_WHAT TO DO_: Your task is to locate every line holding the string "JSON" and to copy each of them.

_DATA_:
************

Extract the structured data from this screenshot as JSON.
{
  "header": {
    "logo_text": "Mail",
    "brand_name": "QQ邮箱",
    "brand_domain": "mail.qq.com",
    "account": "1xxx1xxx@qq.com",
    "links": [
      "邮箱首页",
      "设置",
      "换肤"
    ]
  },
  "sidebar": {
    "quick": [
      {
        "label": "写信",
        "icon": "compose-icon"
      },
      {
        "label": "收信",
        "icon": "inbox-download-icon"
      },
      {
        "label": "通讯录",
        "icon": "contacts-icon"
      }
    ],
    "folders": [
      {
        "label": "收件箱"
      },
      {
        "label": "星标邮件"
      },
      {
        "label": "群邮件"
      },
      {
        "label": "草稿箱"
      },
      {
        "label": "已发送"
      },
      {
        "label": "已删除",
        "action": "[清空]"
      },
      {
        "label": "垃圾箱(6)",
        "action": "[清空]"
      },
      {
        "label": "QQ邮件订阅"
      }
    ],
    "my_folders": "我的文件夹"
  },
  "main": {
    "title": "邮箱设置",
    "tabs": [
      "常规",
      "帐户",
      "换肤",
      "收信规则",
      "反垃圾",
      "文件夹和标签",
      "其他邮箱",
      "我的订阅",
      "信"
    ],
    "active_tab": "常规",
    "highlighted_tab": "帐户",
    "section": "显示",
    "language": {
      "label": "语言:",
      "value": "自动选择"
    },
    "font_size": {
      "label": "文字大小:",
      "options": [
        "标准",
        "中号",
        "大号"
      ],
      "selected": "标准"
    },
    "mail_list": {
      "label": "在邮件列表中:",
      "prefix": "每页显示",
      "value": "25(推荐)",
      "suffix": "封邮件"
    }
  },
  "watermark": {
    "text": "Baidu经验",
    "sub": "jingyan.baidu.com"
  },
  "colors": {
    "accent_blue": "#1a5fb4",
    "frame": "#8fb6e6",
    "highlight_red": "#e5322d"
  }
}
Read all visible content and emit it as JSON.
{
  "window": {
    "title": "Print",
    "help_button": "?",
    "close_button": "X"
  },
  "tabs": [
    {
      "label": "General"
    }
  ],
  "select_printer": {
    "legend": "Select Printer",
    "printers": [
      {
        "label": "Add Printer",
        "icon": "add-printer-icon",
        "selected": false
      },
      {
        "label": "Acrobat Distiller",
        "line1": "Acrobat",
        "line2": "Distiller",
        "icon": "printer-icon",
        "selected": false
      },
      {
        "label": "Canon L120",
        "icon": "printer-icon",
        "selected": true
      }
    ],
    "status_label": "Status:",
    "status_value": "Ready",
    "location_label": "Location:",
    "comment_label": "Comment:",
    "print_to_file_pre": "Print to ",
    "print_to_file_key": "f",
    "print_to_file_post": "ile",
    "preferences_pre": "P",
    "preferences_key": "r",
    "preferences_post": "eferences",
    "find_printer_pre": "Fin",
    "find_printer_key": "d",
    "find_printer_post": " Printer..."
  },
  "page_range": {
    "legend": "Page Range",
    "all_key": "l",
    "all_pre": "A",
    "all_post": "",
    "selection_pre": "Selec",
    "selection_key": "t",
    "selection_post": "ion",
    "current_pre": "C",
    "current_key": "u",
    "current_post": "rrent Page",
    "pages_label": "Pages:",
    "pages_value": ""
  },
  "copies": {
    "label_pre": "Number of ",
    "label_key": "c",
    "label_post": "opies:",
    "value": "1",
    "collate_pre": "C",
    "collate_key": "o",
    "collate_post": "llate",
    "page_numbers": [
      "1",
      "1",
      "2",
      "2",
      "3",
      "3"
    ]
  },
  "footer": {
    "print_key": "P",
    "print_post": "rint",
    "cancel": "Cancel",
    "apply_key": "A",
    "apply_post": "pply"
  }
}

************

_ANSWER_:
Extract the structured data from this screenshot as JSON.
Read all visible content and emit it as JSON.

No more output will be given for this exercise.